Requirement - Look through the material below and count the lines with the string "color". Report only the count.

+++++

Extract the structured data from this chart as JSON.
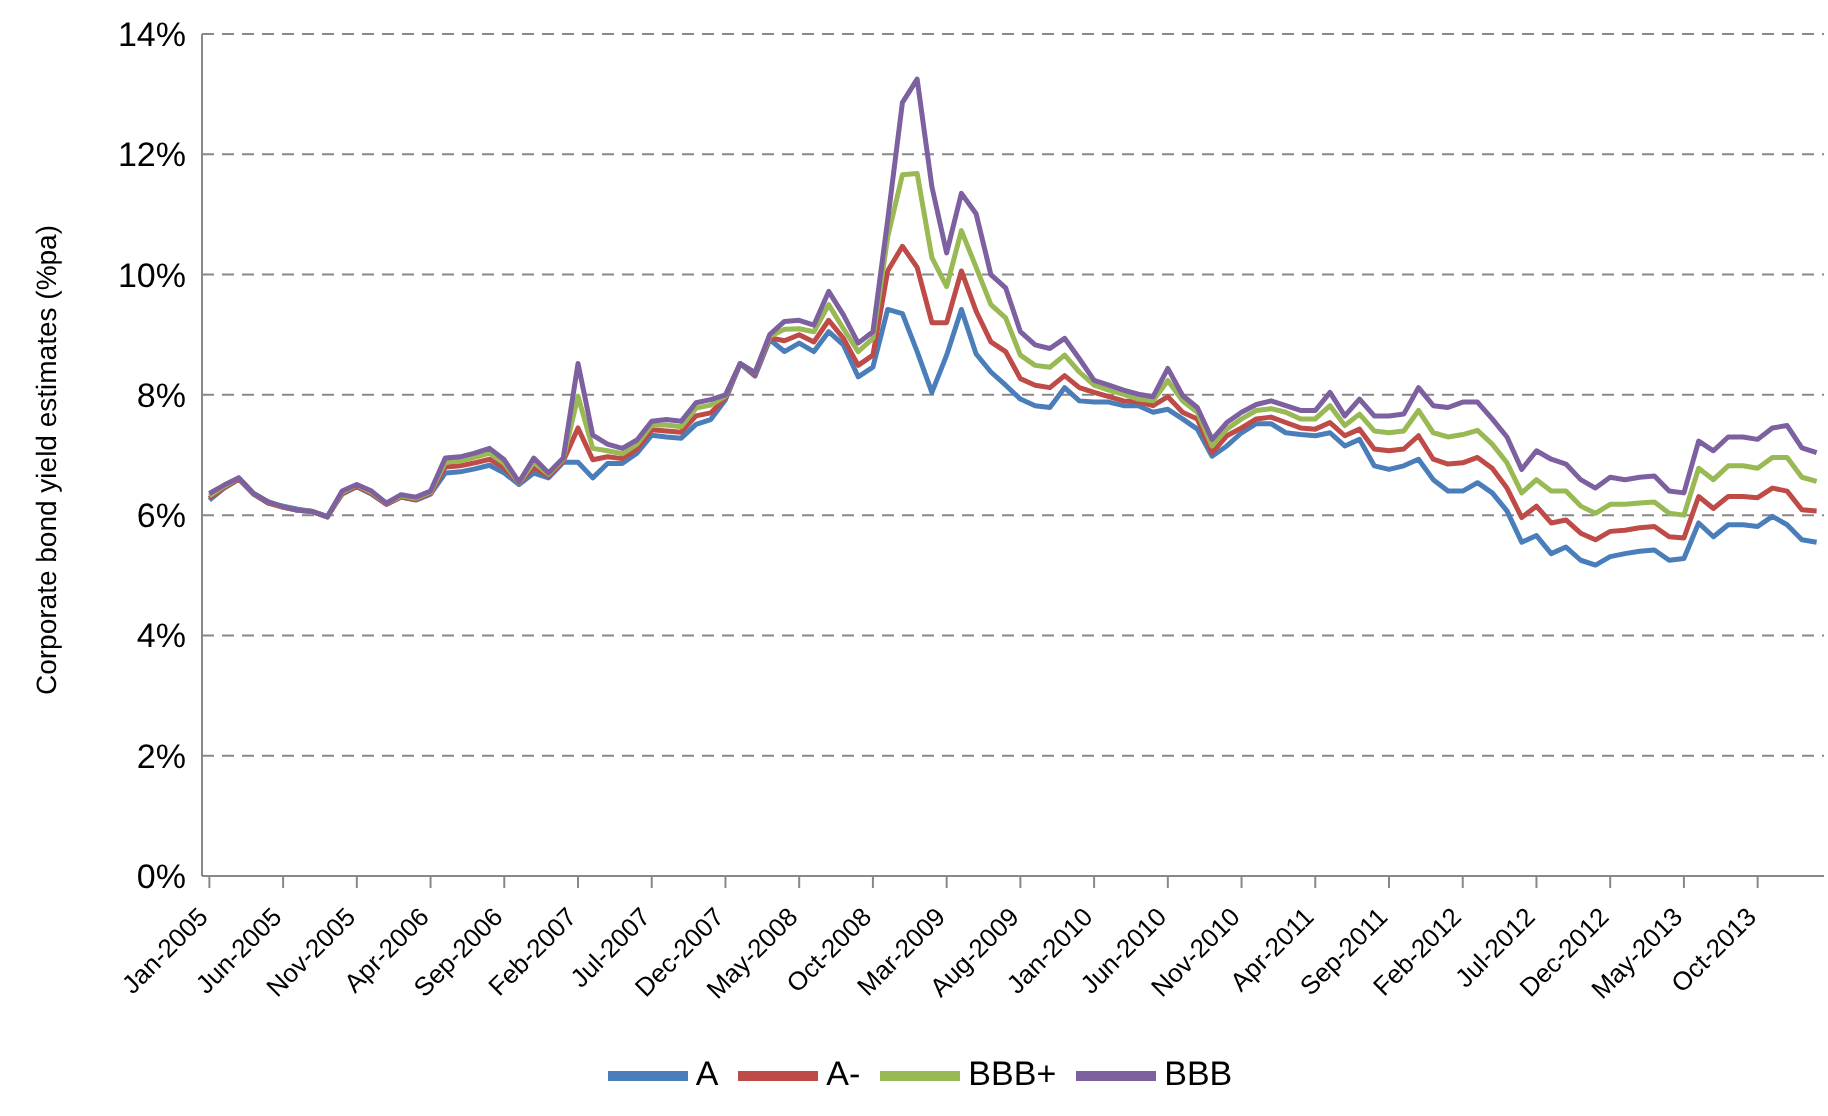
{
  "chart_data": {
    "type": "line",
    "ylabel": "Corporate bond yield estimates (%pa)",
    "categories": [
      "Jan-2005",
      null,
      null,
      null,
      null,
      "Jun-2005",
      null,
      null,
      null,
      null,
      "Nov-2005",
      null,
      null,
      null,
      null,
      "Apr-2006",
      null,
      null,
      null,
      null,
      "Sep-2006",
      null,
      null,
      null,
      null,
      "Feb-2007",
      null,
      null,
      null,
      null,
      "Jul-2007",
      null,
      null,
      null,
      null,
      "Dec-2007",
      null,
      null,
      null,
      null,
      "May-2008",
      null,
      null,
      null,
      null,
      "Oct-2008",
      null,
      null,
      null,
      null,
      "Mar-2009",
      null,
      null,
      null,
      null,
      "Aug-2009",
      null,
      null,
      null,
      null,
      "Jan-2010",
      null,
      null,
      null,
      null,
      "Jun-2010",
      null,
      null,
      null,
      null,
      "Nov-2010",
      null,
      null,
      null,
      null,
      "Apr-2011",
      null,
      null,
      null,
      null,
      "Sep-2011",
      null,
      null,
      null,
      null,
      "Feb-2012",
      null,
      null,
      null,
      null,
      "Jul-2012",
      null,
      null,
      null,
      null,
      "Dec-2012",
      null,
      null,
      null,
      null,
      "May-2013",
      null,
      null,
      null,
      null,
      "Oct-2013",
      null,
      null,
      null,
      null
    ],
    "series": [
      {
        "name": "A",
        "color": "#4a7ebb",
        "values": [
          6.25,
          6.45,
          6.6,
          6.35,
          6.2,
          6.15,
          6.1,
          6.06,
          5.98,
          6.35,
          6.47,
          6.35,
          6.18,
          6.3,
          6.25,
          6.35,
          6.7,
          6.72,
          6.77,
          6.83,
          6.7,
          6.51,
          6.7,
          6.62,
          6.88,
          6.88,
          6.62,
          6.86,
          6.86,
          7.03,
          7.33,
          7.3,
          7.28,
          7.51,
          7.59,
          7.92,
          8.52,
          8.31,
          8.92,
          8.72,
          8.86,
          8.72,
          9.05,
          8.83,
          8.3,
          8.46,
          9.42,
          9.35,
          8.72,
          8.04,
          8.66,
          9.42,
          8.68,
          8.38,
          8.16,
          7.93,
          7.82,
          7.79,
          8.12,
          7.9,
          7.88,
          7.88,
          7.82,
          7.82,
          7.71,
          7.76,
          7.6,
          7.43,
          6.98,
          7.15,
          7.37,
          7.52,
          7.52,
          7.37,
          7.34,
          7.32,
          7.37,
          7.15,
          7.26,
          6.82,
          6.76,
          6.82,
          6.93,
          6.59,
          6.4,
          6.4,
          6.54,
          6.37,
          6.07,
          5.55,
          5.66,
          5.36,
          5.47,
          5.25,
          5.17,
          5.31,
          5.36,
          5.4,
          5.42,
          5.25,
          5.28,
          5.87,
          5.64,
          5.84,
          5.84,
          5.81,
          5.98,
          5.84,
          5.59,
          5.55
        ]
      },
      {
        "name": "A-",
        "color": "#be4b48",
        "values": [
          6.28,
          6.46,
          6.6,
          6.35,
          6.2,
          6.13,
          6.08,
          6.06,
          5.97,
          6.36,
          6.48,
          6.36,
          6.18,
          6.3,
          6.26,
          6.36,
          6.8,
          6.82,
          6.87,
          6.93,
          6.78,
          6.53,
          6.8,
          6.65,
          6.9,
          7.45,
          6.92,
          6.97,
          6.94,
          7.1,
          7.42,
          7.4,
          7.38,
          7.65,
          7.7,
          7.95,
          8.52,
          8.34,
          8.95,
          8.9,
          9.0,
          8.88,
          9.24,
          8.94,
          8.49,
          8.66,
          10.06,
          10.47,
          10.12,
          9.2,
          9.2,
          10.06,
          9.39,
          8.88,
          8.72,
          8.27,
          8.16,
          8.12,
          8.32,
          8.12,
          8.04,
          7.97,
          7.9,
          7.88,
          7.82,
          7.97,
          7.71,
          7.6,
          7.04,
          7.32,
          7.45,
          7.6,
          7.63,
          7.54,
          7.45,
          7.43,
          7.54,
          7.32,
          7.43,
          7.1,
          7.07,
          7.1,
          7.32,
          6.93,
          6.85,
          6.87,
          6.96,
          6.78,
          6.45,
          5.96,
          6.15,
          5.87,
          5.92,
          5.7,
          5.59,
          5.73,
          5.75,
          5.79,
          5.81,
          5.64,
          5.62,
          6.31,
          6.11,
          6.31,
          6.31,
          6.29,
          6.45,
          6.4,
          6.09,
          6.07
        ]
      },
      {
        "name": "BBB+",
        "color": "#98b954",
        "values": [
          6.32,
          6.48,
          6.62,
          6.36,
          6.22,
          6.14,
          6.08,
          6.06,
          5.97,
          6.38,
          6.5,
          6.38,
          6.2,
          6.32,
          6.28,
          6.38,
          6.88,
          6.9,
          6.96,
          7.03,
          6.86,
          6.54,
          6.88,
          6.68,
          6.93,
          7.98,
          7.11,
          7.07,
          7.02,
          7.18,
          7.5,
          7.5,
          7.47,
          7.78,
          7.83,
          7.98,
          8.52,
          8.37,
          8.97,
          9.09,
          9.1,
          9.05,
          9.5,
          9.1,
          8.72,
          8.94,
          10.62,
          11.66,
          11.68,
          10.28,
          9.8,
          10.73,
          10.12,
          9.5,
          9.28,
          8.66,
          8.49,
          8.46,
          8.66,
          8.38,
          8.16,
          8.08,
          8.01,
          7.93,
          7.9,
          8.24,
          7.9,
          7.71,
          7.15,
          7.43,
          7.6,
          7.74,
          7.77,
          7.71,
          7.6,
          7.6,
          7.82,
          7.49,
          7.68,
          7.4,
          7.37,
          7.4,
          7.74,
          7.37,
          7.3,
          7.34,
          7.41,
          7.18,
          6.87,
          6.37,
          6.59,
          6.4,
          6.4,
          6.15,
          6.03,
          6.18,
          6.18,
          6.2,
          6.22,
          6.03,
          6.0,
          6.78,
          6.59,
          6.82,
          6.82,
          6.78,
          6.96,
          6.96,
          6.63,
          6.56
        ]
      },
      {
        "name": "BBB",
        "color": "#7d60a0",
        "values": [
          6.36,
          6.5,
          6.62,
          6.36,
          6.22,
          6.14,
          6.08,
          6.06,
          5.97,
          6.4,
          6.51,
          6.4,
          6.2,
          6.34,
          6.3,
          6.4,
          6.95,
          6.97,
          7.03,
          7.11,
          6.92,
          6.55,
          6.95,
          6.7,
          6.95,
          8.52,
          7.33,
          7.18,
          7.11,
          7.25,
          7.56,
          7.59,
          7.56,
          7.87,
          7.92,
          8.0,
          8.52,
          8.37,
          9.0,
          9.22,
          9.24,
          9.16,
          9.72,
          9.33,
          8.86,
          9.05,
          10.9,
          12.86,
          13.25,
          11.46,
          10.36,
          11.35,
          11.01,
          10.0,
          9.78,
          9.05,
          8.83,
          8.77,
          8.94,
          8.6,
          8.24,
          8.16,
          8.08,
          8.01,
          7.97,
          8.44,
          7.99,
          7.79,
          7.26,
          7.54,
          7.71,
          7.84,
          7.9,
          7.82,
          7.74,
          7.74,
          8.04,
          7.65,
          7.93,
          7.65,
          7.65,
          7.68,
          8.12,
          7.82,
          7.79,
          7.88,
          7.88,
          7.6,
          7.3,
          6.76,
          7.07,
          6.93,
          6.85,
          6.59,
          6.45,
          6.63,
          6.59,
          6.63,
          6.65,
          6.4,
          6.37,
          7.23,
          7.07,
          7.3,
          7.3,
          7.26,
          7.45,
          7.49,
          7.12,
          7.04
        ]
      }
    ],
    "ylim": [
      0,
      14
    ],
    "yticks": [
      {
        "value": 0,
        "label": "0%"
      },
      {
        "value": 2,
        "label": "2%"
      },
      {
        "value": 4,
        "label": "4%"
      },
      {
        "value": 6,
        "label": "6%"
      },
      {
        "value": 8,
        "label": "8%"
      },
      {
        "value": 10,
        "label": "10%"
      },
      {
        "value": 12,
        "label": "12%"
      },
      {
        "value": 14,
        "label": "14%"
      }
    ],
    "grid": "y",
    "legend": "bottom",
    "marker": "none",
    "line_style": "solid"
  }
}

+++++

Worked answer - 4